_Instructions for the task_
Make an exact copy of the entries, and keep any pictures out of it.

_Material_
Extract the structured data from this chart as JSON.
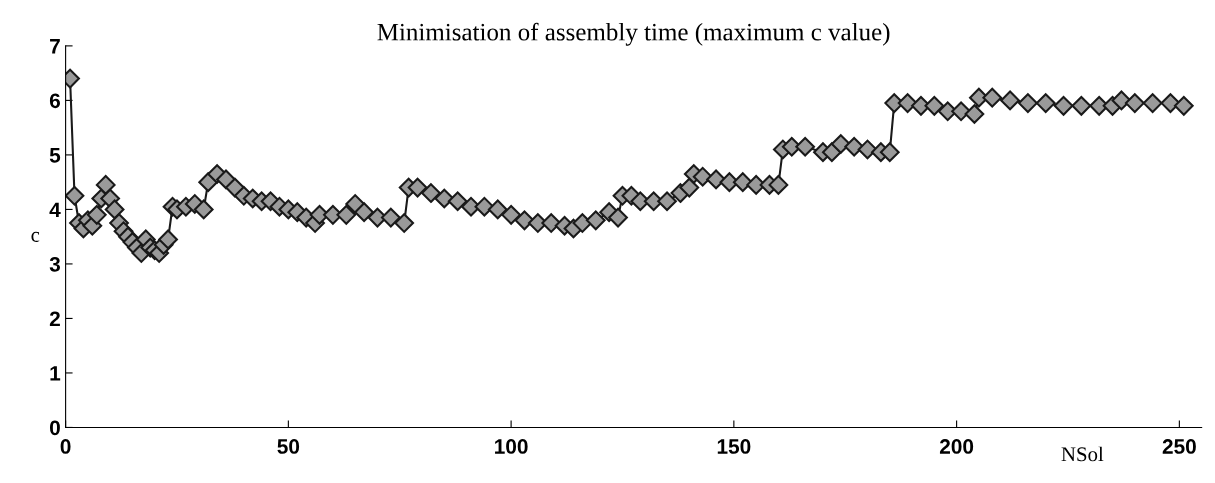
{
  "chart_data": {
    "type": "line",
    "title": "Minimisation of assembly time (maximum c value)",
    "xlabel": "NSol",
    "ylabel": "c",
    "xlim": [
      0,
      255
    ],
    "xticks": [
      0,
      50,
      100,
      150,
      200,
      250
    ],
    "ylim": [
      0,
      7
    ],
    "yticks": [
      0,
      1,
      2,
      3,
      4,
      5,
      6,
      7
    ],
    "grid": false,
    "legend": false,
    "marker": "diamond",
    "line_style": "solid",
    "series": [
      {
        "color": "#1a1a1a",
        "x": [
          1,
          2,
          3,
          4,
          5,
          6,
          7,
          8,
          9,
          10,
          11,
          12,
          13,
          14,
          15,
          16,
          17,
          18,
          19,
          20,
          21,
          22,
          23,
          24,
          25,
          27,
          29,
          31,
          32,
          34,
          36,
          38,
          40,
          42,
          44,
          46,
          48,
          50,
          52,
          54,
          56,
          57,
          60,
          63,
          65,
          67,
          70,
          73,
          76,
          77,
          79,
          82,
          85,
          88,
          91,
          94,
          97,
          100,
          103,
          106,
          109,
          112,
          114,
          116,
          119,
          122,
          124,
          125,
          127,
          129,
          132,
          135,
          138,
          140,
          141,
          143,
          146,
          149,
          152,
          155,
          158,
          160,
          161,
          163,
          166,
          170,
          172,
          174,
          177,
          180,
          183,
          185,
          186,
          189,
          192,
          195,
          198,
          201,
          204,
          205,
          208,
          212,
          216,
          220,
          224,
          228,
          232,
          235,
          237,
          240,
          244,
          248,
          251
        ],
        "values": [
          6.4,
          4.25,
          3.75,
          3.65,
          3.8,
          3.7,
          3.9,
          4.2,
          4.45,
          4.2,
          4.0,
          3.75,
          3.6,
          3.5,
          3.4,
          3.3,
          3.2,
          3.45,
          3.3,
          3.25,
          3.2,
          3.35,
          3.45,
          4.05,
          4.0,
          4.05,
          4.1,
          4.0,
          4.5,
          4.65,
          4.55,
          4.4,
          4.25,
          4.2,
          4.15,
          4.15,
          4.05,
          4.0,
          3.95,
          3.85,
          3.75,
          3.9,
          3.9,
          3.9,
          4.1,
          3.95,
          3.85,
          3.85,
          3.75,
          4.4,
          4.4,
          4.3,
          4.2,
          4.15,
          4.05,
          4.05,
          4.0,
          3.9,
          3.8,
          3.75,
          3.75,
          3.7,
          3.65,
          3.75,
          3.8,
          3.95,
          3.85,
          4.25,
          4.25,
          4.15,
          4.15,
          4.15,
          4.3,
          4.4,
          4.65,
          4.6,
          4.55,
          4.5,
          4.5,
          4.45,
          4.45,
          4.45,
          5.1,
          5.15,
          5.15,
          5.05,
          5.05,
          5.2,
          5.15,
          5.1,
          5.05,
          5.05,
          5.95,
          5.95,
          5.9,
          5.9,
          5.8,
          5.8,
          5.75,
          6.05,
          6.05,
          6.0,
          5.95,
          5.95,
          5.9,
          5.9,
          5.9,
          5.9,
          6.0,
          5.95,
          5.95,
          5.95,
          5.9
        ]
      }
    ]
  }
}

_The answer_
Extract the structured data from this chart as JSON.
{
  "chart_data": {
    "type": "line",
    "title": "Minimisation of assembly time (maximum c value)",
    "xlabel": "NSol",
    "ylabel": "c",
    "xlim": [
      0,
      255
    ],
    "xticks": [
      0,
      50,
      100,
      150,
      200,
      250
    ],
    "ylim": [
      0,
      7
    ],
    "yticks": [
      0,
      1,
      2,
      3,
      4,
      5,
      6,
      7
    ],
    "grid": false,
    "legend": false,
    "marker": "diamond",
    "line_style": "solid",
    "series": [
      {
        "color": "#1a1a1a",
        "x": [
          1,
          2,
          3,
          4,
          5,
          6,
          7,
          8,
          9,
          10,
          11,
          12,
          13,
          14,
          15,
          16,
          17,
          18,
          19,
          20,
          21,
          22,
          23,
          24,
          25,
          27,
          29,
          31,
          32,
          34,
          36,
          38,
          40,
          42,
          44,
          46,
          48,
          50,
          52,
          54,
          56,
          57,
          60,
          63,
          65,
          67,
          70,
          73,
          76,
          77,
          79,
          82,
          85,
          88,
          91,
          94,
          97,
          100,
          103,
          106,
          109,
          112,
          114,
          116,
          119,
          122,
          124,
          125,
          127,
          129,
          132,
          135,
          138,
          140,
          141,
          143,
          146,
          149,
          152,
          155,
          158,
          160,
          161,
          163,
          166,
          170,
          172,
          174,
          177,
          180,
          183,
          185,
          186,
          189,
          192,
          195,
          198,
          201,
          204,
          205,
          208,
          212,
          216,
          220,
          224,
          228,
          232,
          235,
          237,
          240,
          244,
          248,
          251
        ],
        "values": [
          6.4,
          4.25,
          3.75,
          3.65,
          3.8,
          3.7,
          3.9,
          4.2,
          4.45,
          4.2,
          4.0,
          3.75,
          3.6,
          3.5,
          3.4,
          3.3,
          3.2,
          3.45,
          3.3,
          3.25,
          3.2,
          3.35,
          3.45,
          4.05,
          4.0,
          4.05,
          4.1,
          4.0,
          4.5,
          4.65,
          4.55,
          4.4,
          4.25,
          4.2,
          4.15,
          4.15,
          4.05,
          4.0,
          3.95,
          3.85,
          3.75,
          3.9,
          3.9,
          3.9,
          4.1,
          3.95,
          3.85,
          3.85,
          3.75,
          4.4,
          4.4,
          4.3,
          4.2,
          4.15,
          4.05,
          4.05,
          4.0,
          3.9,
          3.8,
          3.75,
          3.75,
          3.7,
          3.65,
          3.75,
          3.8,
          3.95,
          3.85,
          4.25,
          4.25,
          4.15,
          4.15,
          4.15,
          4.3,
          4.4,
          4.65,
          4.6,
          4.55,
          4.5,
          4.5,
          4.45,
          4.45,
          4.45,
          5.1,
          5.15,
          5.15,
          5.05,
          5.05,
          5.2,
          5.15,
          5.1,
          5.05,
          5.05,
          5.95,
          5.95,
          5.9,
          5.9,
          5.8,
          5.8,
          5.75,
          6.05,
          6.05,
          6.0,
          5.95,
          5.95,
          5.9,
          5.9,
          5.9,
          5.9,
          6.0,
          5.95,
          5.95,
          5.95,
          5.9
        ]
      }
    ]
  }
}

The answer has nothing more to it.